Поставленная задача. Напишите продолжение приведенного ниже отрывка о ценностях российской молодежи, начав сразу после его последнего предложения.

Отрывок.
####

Лис Севера. Большая стратегия Владимира Путина (Казаков) - страница 85

Мне кажется, что такое отношение молодых людей (будь то студенты или учащиеся ПТУ, с которыми мне довелось общаться) продиктовано прежде всего тем, что нашей молодежи (как показывают и авторитетные социологические исследования, например, группы ЦИРКОН) близки скорее патриотические и даже великодержавные ценности. На вопрос: «Какие из этих слов (понятий) вызывают у вас скорее положительные чувства, какие — скорее отрицательные, а какие — нейтральные?» молодые респонденты ответили так (по убывающей, от 92/2/6 до 64/12/19): «Россия», «Родина», «порядок», «безопасность», «стабильность», «справедливость», «сильное государство», «традиция», «законность», «президент», «патриотизм», «мораль». «Бизнес» и «предприниматель» — во второй десятке, «рынок» и «доллар» — в третьей. Вывод, к которому пришли социологи ЦИРКОН: российская молодежь ориентирована скорее на «державно-консервативные» ценности. Кстати, на последнем месте оказались «взятка» (что понятно) и «революция» (что многим показалось странным), ведь опрос проводился среди молодых людей от 16 до 24 лет[81].

####

Фрагмент данных.
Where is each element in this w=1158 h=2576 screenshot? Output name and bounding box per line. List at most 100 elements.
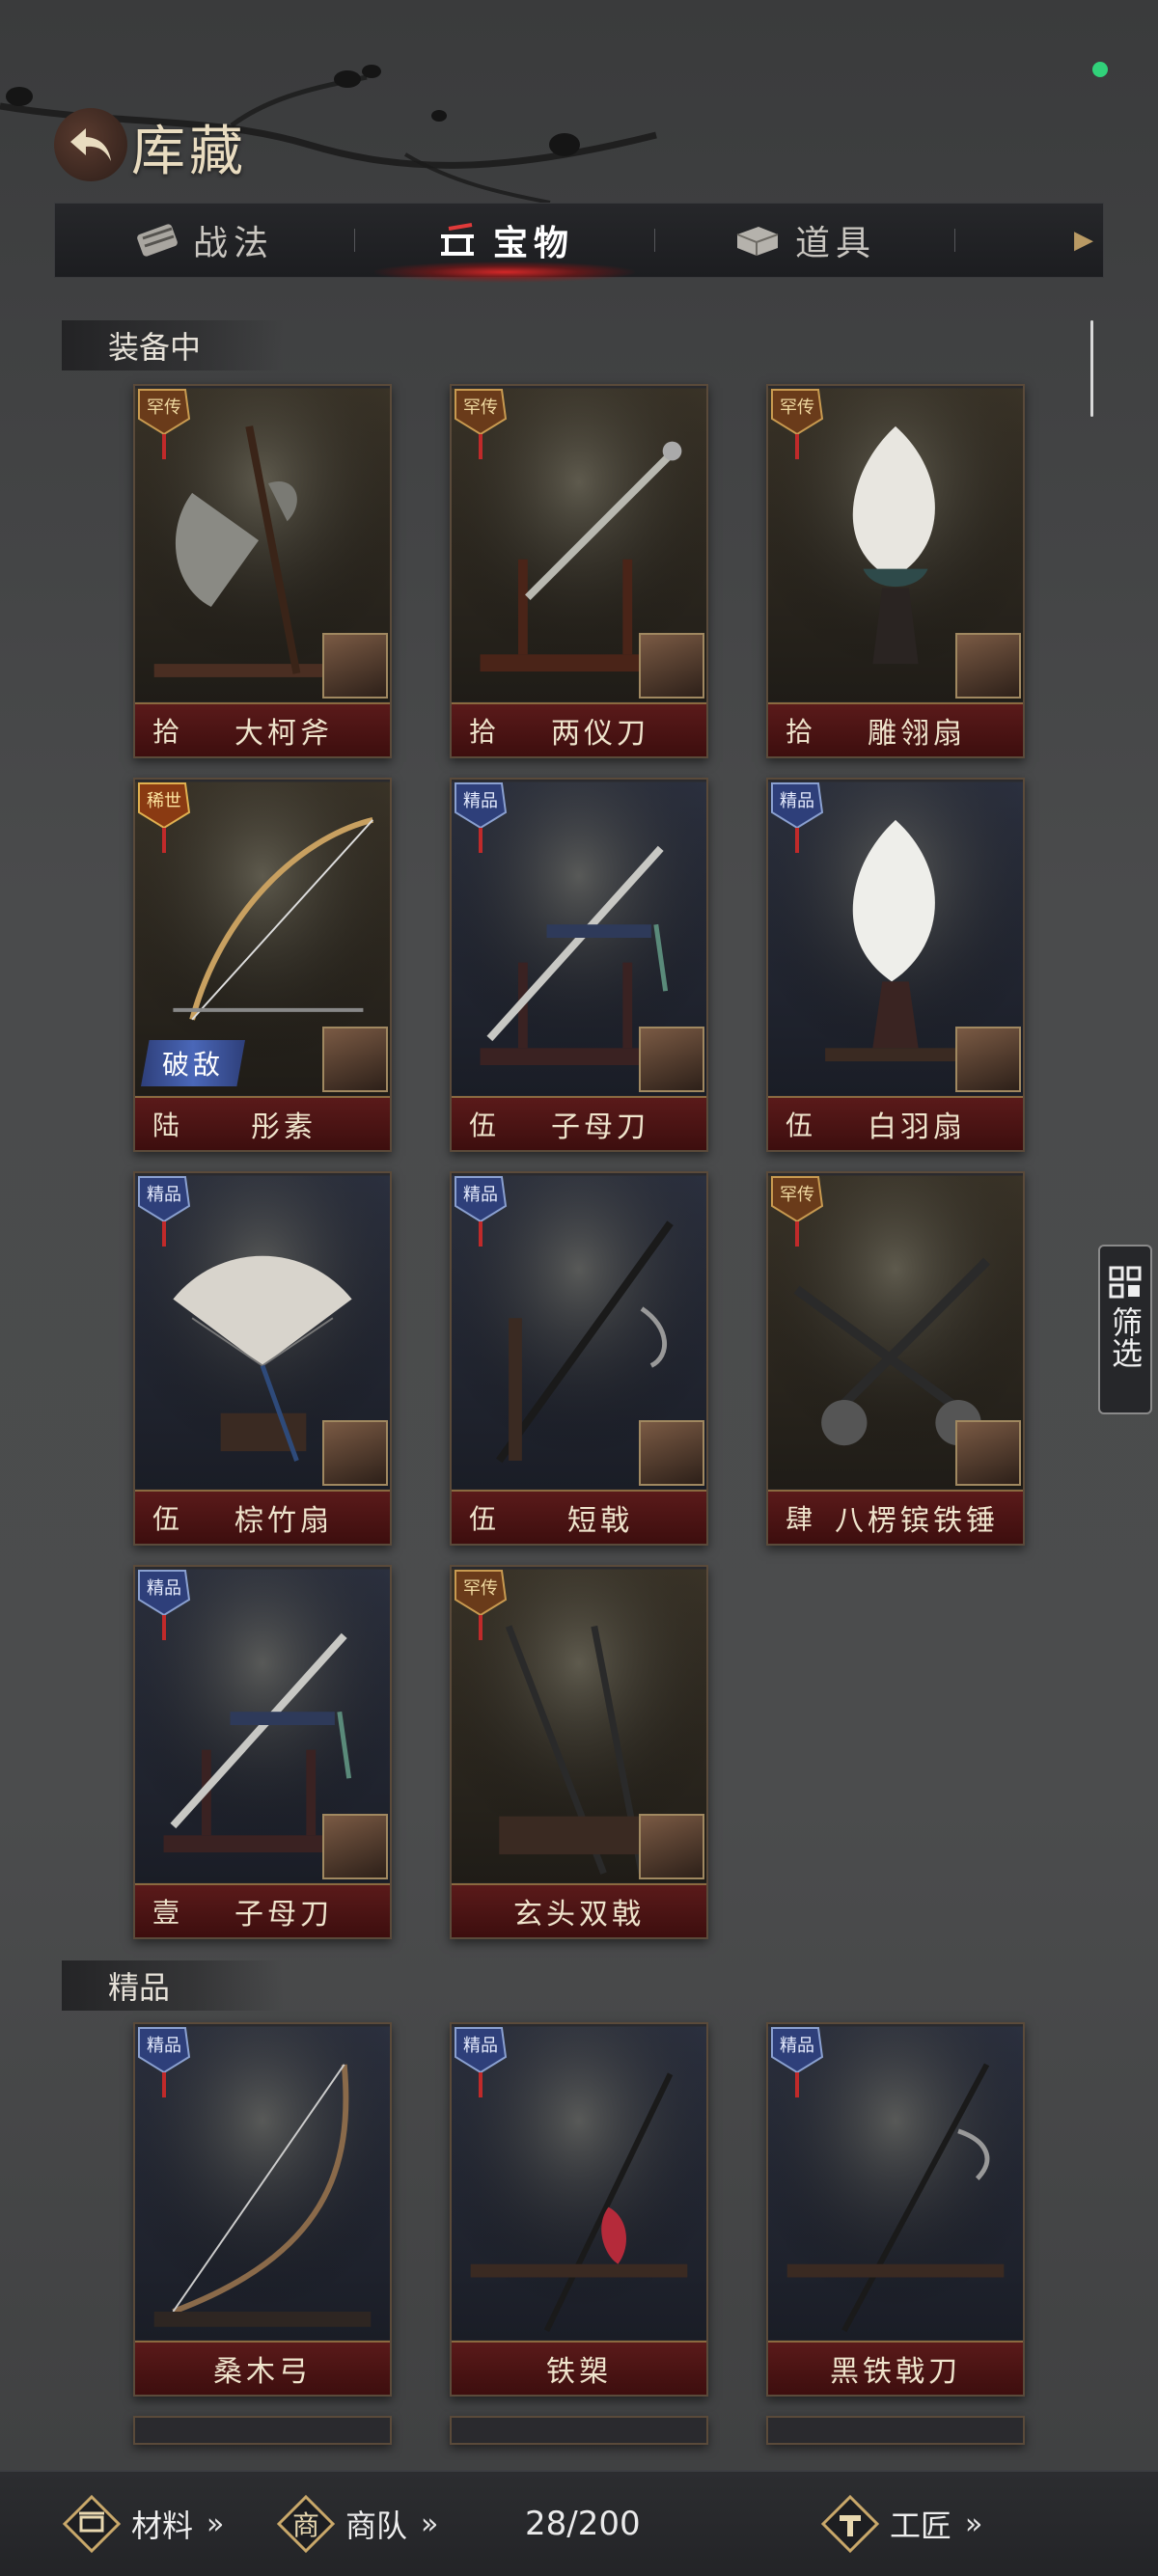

####

Результат выполнения.
В новом публичном обращении В. Суркова набор ценностей остался прежним, но снята жесткая последовательность: материальное благополучие — свобода — справедливость. Более того, в самом начале Сурков пишет: «Люди стремятся жить свободно в составе сообществ, организованных на справедливых началах. Сообщества исторического масштаба, называемые нациями, состоятельны в той мере, в какой способны дать каждой личности ощущение частной свободы и справедливого порядка, общего для всех. Достоинство свободного человека требует, чтобы нация, к которой он относит себя, была также свободна в справедливо устроенном мире». Как видим, материальное благополучие хотя и не исчезло (и не должно исчезать!), но ушло на второй план и появилось в определении суверенной демократии. Наверное, на таком изменении сказалось то, что в последнем выступлении Сурков больше говорит о нации, а для патриотов и националистов материальное благополучие присутствует, конечно, в ряду важнейших ценностей (особенно для нации в целом), но явно не на первом месте. Вряд ли для российских патриотов в обозримом будущем станут органичными ценности «протестантской этики». Кроме того, на заднем плане «параграфов» В. Суркова постоянно маячит Америка, глобальное господство которой неизбежно приведет к «непоправимой несправедливости и несвободе», но совсем необязательно станет причиной нищеты и бедности, особенно для народа собственно США.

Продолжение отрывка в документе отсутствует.